• **EXERCISE INPUT**:
* BEGIN *

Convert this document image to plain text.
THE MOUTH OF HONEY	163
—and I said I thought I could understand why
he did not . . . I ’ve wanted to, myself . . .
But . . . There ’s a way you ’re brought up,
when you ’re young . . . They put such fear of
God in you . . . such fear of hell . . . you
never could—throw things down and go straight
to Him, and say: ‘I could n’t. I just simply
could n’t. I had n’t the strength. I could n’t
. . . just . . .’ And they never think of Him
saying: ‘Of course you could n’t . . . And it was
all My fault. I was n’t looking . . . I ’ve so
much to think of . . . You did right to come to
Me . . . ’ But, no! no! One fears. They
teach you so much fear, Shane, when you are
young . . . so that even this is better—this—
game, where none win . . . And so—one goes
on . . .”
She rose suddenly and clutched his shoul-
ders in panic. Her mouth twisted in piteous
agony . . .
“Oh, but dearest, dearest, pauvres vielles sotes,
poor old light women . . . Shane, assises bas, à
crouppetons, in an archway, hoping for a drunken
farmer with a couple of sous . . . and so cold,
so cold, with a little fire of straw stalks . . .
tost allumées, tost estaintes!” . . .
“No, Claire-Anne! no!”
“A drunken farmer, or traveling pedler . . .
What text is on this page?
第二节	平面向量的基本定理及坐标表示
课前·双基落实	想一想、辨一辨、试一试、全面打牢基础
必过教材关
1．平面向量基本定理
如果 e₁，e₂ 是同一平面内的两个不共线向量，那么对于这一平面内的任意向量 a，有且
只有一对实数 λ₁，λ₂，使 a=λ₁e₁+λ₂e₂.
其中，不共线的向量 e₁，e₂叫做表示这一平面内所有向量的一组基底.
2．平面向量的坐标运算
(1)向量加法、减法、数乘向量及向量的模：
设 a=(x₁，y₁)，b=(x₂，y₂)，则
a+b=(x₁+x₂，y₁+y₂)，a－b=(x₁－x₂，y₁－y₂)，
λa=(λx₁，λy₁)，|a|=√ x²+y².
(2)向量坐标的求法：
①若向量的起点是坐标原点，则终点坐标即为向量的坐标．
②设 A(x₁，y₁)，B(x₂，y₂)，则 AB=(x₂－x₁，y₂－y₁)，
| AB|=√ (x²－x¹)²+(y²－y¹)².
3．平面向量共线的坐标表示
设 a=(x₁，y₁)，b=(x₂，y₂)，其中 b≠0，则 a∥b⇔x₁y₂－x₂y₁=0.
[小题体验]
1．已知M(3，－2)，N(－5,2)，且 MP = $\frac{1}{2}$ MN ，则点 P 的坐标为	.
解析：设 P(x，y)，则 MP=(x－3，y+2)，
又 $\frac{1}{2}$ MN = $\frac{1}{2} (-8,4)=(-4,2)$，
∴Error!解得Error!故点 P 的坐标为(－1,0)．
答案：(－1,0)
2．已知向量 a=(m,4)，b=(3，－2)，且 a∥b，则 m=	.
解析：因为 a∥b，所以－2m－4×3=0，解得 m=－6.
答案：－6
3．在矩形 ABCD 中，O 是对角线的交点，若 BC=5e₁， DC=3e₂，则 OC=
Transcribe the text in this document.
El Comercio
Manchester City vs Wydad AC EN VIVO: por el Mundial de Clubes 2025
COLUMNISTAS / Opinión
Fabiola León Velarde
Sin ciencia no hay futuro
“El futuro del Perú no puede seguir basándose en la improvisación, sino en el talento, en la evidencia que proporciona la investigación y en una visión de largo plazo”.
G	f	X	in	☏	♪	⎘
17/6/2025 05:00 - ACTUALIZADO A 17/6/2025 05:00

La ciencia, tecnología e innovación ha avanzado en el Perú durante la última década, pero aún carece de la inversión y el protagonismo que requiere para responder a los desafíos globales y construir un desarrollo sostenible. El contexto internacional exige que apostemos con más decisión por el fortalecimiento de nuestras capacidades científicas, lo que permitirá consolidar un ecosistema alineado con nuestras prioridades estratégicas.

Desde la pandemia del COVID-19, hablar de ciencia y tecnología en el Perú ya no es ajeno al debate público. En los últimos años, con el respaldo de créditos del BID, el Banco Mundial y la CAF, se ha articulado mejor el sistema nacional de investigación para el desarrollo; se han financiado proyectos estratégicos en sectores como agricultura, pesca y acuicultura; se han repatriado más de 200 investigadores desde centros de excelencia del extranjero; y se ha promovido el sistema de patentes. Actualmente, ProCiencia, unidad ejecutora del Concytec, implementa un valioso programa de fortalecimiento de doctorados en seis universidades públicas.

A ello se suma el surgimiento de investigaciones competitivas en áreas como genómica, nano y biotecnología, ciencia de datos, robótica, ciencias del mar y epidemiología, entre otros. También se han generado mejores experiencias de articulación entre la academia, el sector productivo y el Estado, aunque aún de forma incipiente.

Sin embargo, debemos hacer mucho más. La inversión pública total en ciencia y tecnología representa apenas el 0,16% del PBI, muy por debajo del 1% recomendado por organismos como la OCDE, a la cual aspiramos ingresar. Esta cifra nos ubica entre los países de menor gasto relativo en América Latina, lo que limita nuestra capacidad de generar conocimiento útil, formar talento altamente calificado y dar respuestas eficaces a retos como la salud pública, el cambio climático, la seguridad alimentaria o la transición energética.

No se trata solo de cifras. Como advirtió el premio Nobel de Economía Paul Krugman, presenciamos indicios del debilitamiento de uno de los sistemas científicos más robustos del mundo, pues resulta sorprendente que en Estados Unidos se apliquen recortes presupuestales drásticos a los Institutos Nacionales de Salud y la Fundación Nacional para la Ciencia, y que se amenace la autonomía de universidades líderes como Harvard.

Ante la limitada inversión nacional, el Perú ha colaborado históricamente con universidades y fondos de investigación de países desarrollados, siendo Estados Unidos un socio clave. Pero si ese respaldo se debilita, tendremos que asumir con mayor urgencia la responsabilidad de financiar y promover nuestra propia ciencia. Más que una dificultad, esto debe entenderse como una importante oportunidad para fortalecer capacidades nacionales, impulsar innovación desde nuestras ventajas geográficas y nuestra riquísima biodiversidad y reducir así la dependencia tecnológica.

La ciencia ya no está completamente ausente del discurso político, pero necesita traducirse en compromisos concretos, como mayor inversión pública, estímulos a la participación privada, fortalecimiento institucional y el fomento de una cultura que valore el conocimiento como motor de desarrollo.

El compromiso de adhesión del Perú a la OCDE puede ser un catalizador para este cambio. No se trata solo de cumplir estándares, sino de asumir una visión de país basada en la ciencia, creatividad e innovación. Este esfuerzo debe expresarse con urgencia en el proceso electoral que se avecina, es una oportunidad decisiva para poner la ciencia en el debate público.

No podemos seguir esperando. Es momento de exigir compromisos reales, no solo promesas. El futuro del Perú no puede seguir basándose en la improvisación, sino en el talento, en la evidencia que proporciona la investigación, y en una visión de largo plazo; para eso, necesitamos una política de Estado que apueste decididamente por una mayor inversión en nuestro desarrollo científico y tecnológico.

* END *

• **INSTRUCTION**:
Give all of the entries again, word for word.

• **TASK SOLUTION**:
Convert this document image to plain text.
THE MOUTH OF HONEY	163
—and I said I thought I could understand why
he did not . . . I ’ve wanted to, myself . . .
But . . . There ’s a way you ’re brought up,
when you ’re young . . . They put such fear of
God in you . . . such fear of hell . . . you
never could—throw things down and go straight
to Him, and say: ‘I could n’t. I just simply
could n’t. I had n’t the strength. I could n’t
. . . just . . .’ And they never think of Him
saying: ‘Of course you could n’t . . . And it was
all My fault. I was n’t looking . . . I ’ve so
much to think of . . . You did right to come to
Me . . . ’ But, no! no! One fears. They
teach you so much fear, Shane, when you are
young . . . so that even this is better—this—
game, where none win . . . And so—one goes
on . . .”
She rose suddenly and clutched his shoul-
ders in panic. Her mouth twisted in piteous
agony . . .
“Oh, but dearest, dearest, pauvres vielles sotes,
poor old light women . . . Shane, assises bas, à
crouppetons, in an archway, hoping for a drunken
farmer with a couple of sous . . . and so cold,
so cold, with a little fire of straw stalks . . .
tost allumées, tost estaintes!” . . .
“No, Claire-Anne! no!”
“A drunken farmer, or traveling pedler . . .
What text is on this page?
第二节	平面向量的基本定理及坐标表示
课前·双基落实	想一想、辨一辨、试一试、全面打牢基础
必过教材关
1．平面向量基本定理
如果 e₁，e₂ 是同一平面内的两个不共线向量，那么对于这一平面内的任意向量 a，有且
只有一对实数 λ₁，λ₂，使 a=λ₁e₁+λ₂e₂.
其中，不共线的向量 e₁，e₂叫做表示这一平面内所有向量的一组基底.
2．平面向量的坐标运算
(1)向量加法、减法、数乘向量及向量的模：
设 a=(x₁，y₁)，b=(x₂，y₂)，则
a+b=(x₁+x₂，y₁+y₂)，a－b=(x₁－x₂，y₁－y₂)，
λa=(λx₁，λy₁)，|a|=√ x²+y².
(2)向量坐标的求法：
①若向量的起点是坐标原点，则终点坐标即为向量的坐标．
②设 A(x₁，y₁)，B(x₂，y₂)，则 AB=(x₂－x₁，y₂－y₁)，
| AB|=√ (x²－x¹)²+(y²－y¹)².
3．平面向量共线的坐标表示
设 a=(x₁，y₁)，b=(x₂，y₂)，其中 b≠0，则 a∥b⇔x₁y₂－x₂y₁=0.
[小题体验]
1．已知M(3，－2)，N(－5,2)，且 MP = $\frac{1}{2}$ MN ，则点 P 的坐标为	.
解析：设 P(x，y)，则 MP=(x－3，y+2)，
又 $\frac{1}{2}$ MN = $\frac{1}{2} (-8,4)=(-4,2)$，
∴Error!解得Error!故点 P 的坐标为(－1,0)．
答案：(－1,0)
2．已知向量 a=(m,4)，b=(3，－2)，且 a∥b，则 m=	.
解析：因为 a∥b，所以－2m－4×3=0，解得 m=－6.
答案：－6
3．在矩形 ABCD 中，O 是对角线的交点，若 BC=5e₁， DC=3e₂，则 OC=
Transcribe the text in this document.
El Comercio
Manchester City vs Wydad AC EN VIVO: por el Mundial de Clubes 2025
COLUMNISTAS / Opinión
Fabiola León Velarde
Sin ciencia no hay futuro
“El futuro del Perú no puede seguir basándose en la improvisación, sino en el talento, en la evidencia que proporciona la investigación y en una visión de largo plazo”.
G	f	X	in	☏	♪	⎘
17/6/2025 05:00 - ACTUALIZADO A 17/6/2025 05:00

La ciencia, tecnología e innovación ha avanzado en el Perú durante la última década, pero aún carece de la inversión y el protagonismo que requiere para responder a los desafíos globales y construir un desarrollo sostenible. El contexto internacional exige que apostemos con más decisión por el fortalecimiento de nuestras capacidades científicas, lo que permitirá consolidar un ecosistema alineado con nuestras prioridades estratégicas.

Desde la pandemia del COVID-19, hablar de ciencia y tecnología en el Perú ya no es ajeno al debate público. En los últimos años, con el respaldo de créditos del BID, el Banco Mundial y la CAF, se ha articulado mejor el sistema nacional de investigación para el desarrollo; se han financiado proyectos estratégicos en sectores como agricultura, pesca y acuicultura; se han repatriado más de 200 investigadores desde centros de excelencia del extranjero; y se ha promovido el sistema de patentes. Actualmente, ProCiencia, unidad ejecutora del Concytec, implementa un valioso programa de fortalecimiento de doctorados en seis universidades públicas.

A ello se suma el surgimiento de investigaciones competitivas en áreas como genómica, nano y biotecnología, ciencia de datos, robótica, ciencias del mar y epidemiología, entre otros. También se han generado mejores experiencias de articulación entre la academia, el sector productivo y el Estado, aunque aún de forma incipiente.

Sin embargo, debemos hacer mucho más. La inversión pública total en ciencia y tecnología representa apenas el 0,16% del PBI, muy por debajo del 1% recomendado por organismos como la OCDE, a la cual aspiramos ingresar. Esta cifra nos ubica entre los países de menor gasto relativo en América Latina, lo que limita nuestra capacidad de generar conocimiento útil, formar talento altamente calificado y dar respuestas eficaces a retos como la salud pública, el cambio climático, la seguridad alimentaria o la transición energética.

No se trata solo de cifras. Como advirtió el premio Nobel de Economía Paul Krugman, presenciamos indicios del debilitamiento de uno de los sistemas científicos más robustos del mundo, pues resulta sorprendente que en Estados Unidos se apliquen recortes presupuestales drásticos a los Institutos Nacionales de Salud y la Fundación Nacional para la Ciencia, y que se amenace la autonomía de universidades líderes como Harvard.

Ante la limitada inversión nacional, el Perú ha colaborado históricamente con universidades y fondos de investigación de países desarrollados, siendo Estados Unidos un socio clave. Pero si ese respaldo se debilita, tendremos que asumir con mayor urgencia la responsabilidad de financiar y promover nuestra propia ciencia. Más que una dificultad, esto debe entenderse como una importante oportunidad para fortalecer capacidades nacionales, impulsar innovación desde nuestras ventajas geográficas y nuestra riquísima biodiversidad y reducir así la dependencia tecnológica.

La ciencia ya no está completamente ausente del discurso político, pero necesita traducirse en compromisos concretos, como mayor inversión pública, estímulos a la participación privada, fortalecimiento institucional y el fomento de una cultura que valore el conocimiento como motor de desarrollo.

El compromiso de adhesión del Perú a la OCDE puede ser un catalizador para este cambio. No se trata solo de cumplir estándares, sino de asumir una visión de país basada en la ciencia, creatividad e innovación. Este esfuerzo debe expresarse con urgencia en el proceso electoral que se avecina, es una oportunidad decisiva para poner la ciencia en el debate público.

No podemos seguir esperando. Es momento de exigir compromisos reales, no solo promesas. El futuro del Perú no puede seguir basándose en la improvisación, sino en el talento, en la evidencia que proporciona la investigación, y en una visión de largo plazo; para eso, necesitamos una política de Estado que apueste decididamente por una mayor inversión en nuestro desarrollo científico y tecnológico.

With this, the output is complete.